Transcribe each item below word for word, with no changes to its text or numbers. Leave the pictures out of your answer.
** Start of ITEMS **
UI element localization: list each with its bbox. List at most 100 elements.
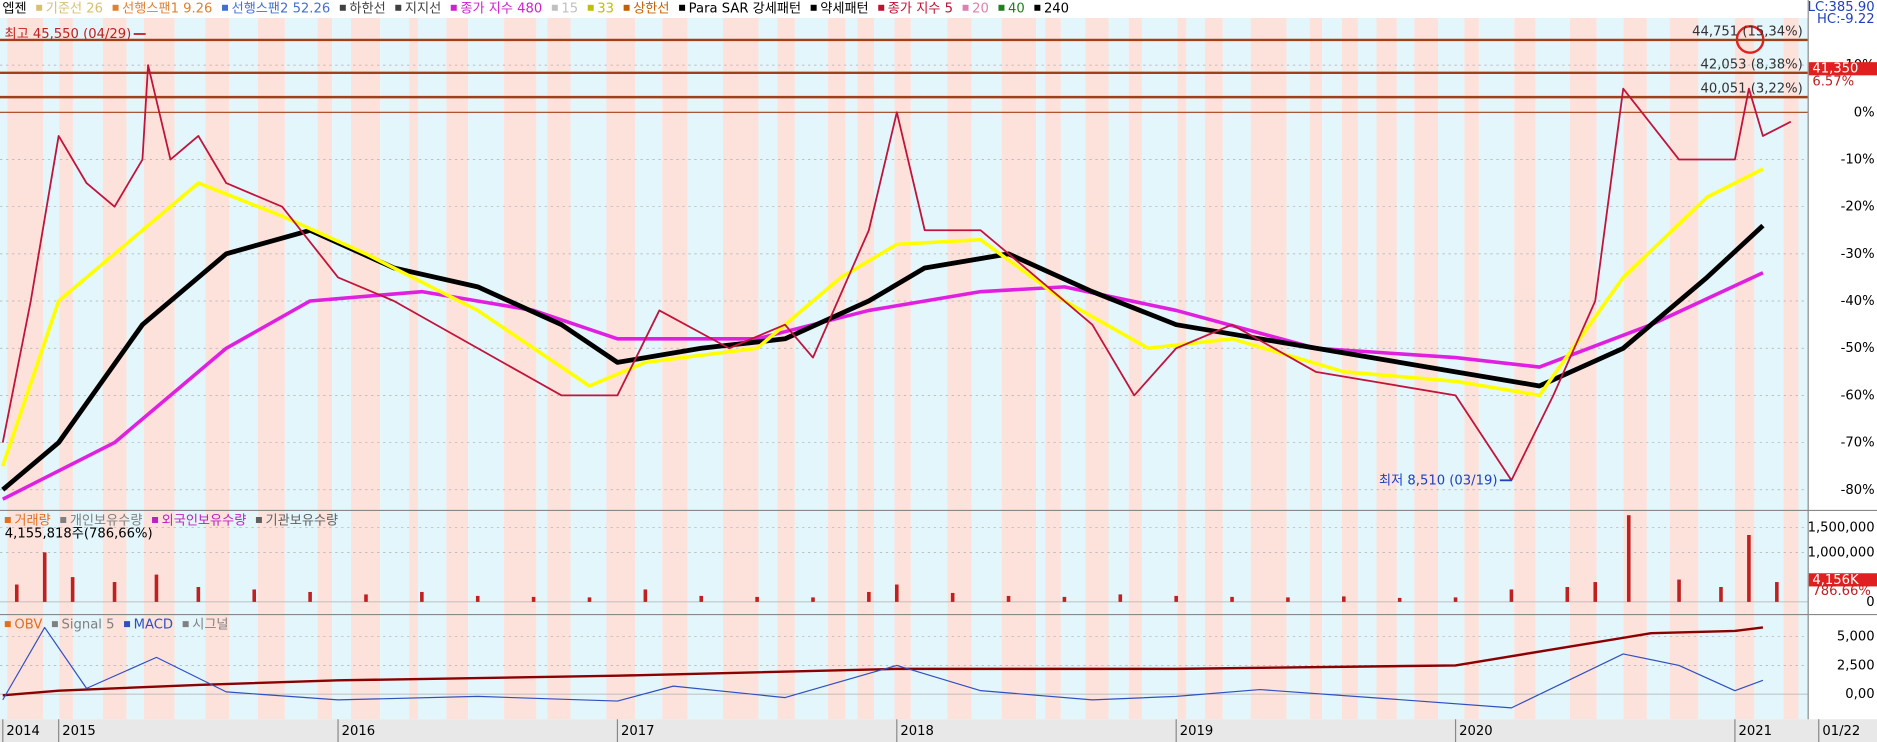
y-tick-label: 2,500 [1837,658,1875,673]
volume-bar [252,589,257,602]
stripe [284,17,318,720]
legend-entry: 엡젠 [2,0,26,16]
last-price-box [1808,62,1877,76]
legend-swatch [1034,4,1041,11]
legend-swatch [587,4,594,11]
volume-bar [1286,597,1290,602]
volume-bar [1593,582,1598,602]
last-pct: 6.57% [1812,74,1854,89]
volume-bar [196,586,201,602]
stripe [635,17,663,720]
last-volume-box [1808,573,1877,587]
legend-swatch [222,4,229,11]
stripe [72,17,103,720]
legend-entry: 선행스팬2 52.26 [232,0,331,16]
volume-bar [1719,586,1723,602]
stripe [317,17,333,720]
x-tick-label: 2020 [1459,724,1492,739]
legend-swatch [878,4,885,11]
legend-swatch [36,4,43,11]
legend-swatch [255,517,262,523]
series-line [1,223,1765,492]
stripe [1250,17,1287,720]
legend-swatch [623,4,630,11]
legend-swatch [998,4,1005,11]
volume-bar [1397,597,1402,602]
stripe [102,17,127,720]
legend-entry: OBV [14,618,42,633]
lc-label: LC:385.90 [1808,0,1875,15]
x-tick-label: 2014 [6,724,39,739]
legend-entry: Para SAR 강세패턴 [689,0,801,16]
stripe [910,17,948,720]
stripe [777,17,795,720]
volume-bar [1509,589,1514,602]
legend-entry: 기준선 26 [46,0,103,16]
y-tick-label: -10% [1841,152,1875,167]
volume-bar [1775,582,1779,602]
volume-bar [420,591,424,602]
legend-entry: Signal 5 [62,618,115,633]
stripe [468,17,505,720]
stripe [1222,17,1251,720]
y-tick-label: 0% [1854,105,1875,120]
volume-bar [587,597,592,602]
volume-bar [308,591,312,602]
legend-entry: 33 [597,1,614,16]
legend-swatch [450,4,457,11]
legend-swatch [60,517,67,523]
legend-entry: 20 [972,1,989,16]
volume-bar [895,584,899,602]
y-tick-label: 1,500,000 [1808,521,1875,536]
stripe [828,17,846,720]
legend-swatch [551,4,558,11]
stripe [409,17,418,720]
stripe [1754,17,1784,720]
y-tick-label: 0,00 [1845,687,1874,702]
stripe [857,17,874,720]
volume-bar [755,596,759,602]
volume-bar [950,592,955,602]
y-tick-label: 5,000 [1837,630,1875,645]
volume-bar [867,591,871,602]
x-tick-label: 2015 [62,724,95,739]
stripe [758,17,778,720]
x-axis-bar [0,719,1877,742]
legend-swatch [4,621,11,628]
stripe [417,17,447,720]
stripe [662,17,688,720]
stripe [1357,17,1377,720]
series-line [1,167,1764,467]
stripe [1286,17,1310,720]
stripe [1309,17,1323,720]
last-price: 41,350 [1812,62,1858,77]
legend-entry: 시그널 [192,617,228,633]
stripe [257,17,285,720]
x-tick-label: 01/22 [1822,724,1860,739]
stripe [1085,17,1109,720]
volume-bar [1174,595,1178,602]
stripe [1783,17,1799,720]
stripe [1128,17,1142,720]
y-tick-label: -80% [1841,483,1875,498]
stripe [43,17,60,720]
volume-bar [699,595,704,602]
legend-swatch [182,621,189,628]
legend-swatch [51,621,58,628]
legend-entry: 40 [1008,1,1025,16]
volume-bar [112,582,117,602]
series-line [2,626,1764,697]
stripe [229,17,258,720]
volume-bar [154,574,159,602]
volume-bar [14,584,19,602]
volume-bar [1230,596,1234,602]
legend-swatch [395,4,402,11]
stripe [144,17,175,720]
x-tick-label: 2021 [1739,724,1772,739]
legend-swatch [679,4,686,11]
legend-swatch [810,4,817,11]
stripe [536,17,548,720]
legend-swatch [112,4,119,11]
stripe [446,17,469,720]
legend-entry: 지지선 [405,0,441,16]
** End of ITEMS **
◆ RESPONSE
UI element localization: list each with its bbox. List at most 100 elements.
y-tick-label: 2,500 [1837,658,1875,673]
volume-bar [252,589,257,602]
stripe [284,17,318,720]
legend-entry: 엡젠 [2,0,26,16]
last-price-box [1808,62,1877,76]
legend-swatch [1034,4,1041,11]
legend-swatch [587,4,594,11]
volume-bar [1286,597,1290,602]
volume-bar [1593,582,1598,602]
last-pct: 6.57% [1812,74,1854,89]
volume-bar [196,586,201,602]
stripe [635,17,663,720]
last-volume-box [1808,573,1877,587]
legend-swatch [222,4,229,11]
stripe [72,17,103,720]
legend-entry: 선행스팬2 52.26 [232,0,331,16]
volume-bar [1719,586,1723,602]
stripe [317,17,333,720]
x-tick-label: 2020 [1459,724,1492,739]
legend-swatch [878,4,885,11]
legend-swatch [36,4,43,11]
legend-swatch [255,517,262,523]
series-line [1,223,1765,492]
stripe [1250,17,1287,720]
legend-swatch [623,4,630,11]
legend-swatch [998,4,1005,11]
volume-bar [1397,597,1402,602]
stripe [102,17,127,720]
legend-entry: OBV [14,618,42,633]
lc-label: LC:385.90 [1808,0,1875,15]
x-tick-label: 2014 [6,724,39,739]
legend-entry: Para SAR 강세패턴 [689,0,801,16]
stripe [910,17,948,720]
stripe [777,17,795,720]
volume-bar [1509,589,1514,602]
legend-entry: 기준선 26 [46,0,103,16]
y-tick-label: -10% [1841,152,1875,167]
volume-bar [1775,582,1779,602]
volume-bar [420,591,424,602]
legend-entry: Signal 5 [62,618,115,633]
stripe [468,17,505,720]
stripe [1222,17,1251,720]
y-tick-label: 0% [1854,105,1875,120]
volume-bar [587,597,592,602]
volume-bar [308,591,312,602]
legend-entry: 33 [597,1,614,16]
legend-swatch [450,4,457,11]
legend-swatch [60,517,67,523]
legend-entry: 20 [972,1,989,16]
volume-bar [895,584,899,602]
y-tick-label: 1,500,000 [1808,521,1875,536]
stripe [828,17,846,720]
legend-swatch [551,4,558,11]
stripe [409,17,418,720]
stripe [1754,17,1784,720]
y-tick-label: 0,00 [1845,687,1874,702]
stripe [857,17,874,720]
volume-bar [755,596,759,602]
volume-bar [950,592,955,602]
y-tick-label: 5,000 [1837,630,1875,645]
volume-bar [867,591,871,602]
x-tick-label: 2015 [62,724,95,739]
stripe [758,17,778,720]
x-axis-bar [0,719,1877,742]
legend-swatch [4,621,11,628]
stripe [417,17,447,720]
stripe [662,17,688,720]
stripe [1357,17,1377,720]
series-line [1,167,1764,467]
stripe [1286,17,1310,720]
stripe [1309,17,1323,720]
last-price: 41,350 [1812,62,1858,77]
legend-entry: 시그널 [192,617,228,633]
stripe [257,17,285,720]
x-tick-label: 01/22 [1822,724,1860,739]
stripe [1085,17,1109,720]
volume-bar [1174,595,1178,602]
stripe [1783,17,1799,720]
stripe [1128,17,1142,720]
y-tick-label: -80% [1841,483,1875,498]
stripe [43,17,60,720]
volume-bar [699,595,704,602]
legend-swatch [182,621,189,628]
legend-swatch [51,621,58,628]
legend-entry: 40 [1008,1,1025,16]
volume-bar [112,582,117,602]
series-line [2,626,1764,697]
stripe [229,17,258,720]
volume-bar [154,574,159,602]
volume-bar [14,584,19,602]
volume-bar [1230,596,1234,602]
legend-swatch [395,4,402,11]
stripe [144,17,175,720]
x-tick-label: 2021 [1739,724,1772,739]
legend-swatch [679,4,686,11]
legend-swatch [810,4,817,11]
stripe [536,17,548,720]
legend-swatch [112,4,119,11]
stripe [446,17,469,720]
legend-entry: 지지선 [405,0,441,16]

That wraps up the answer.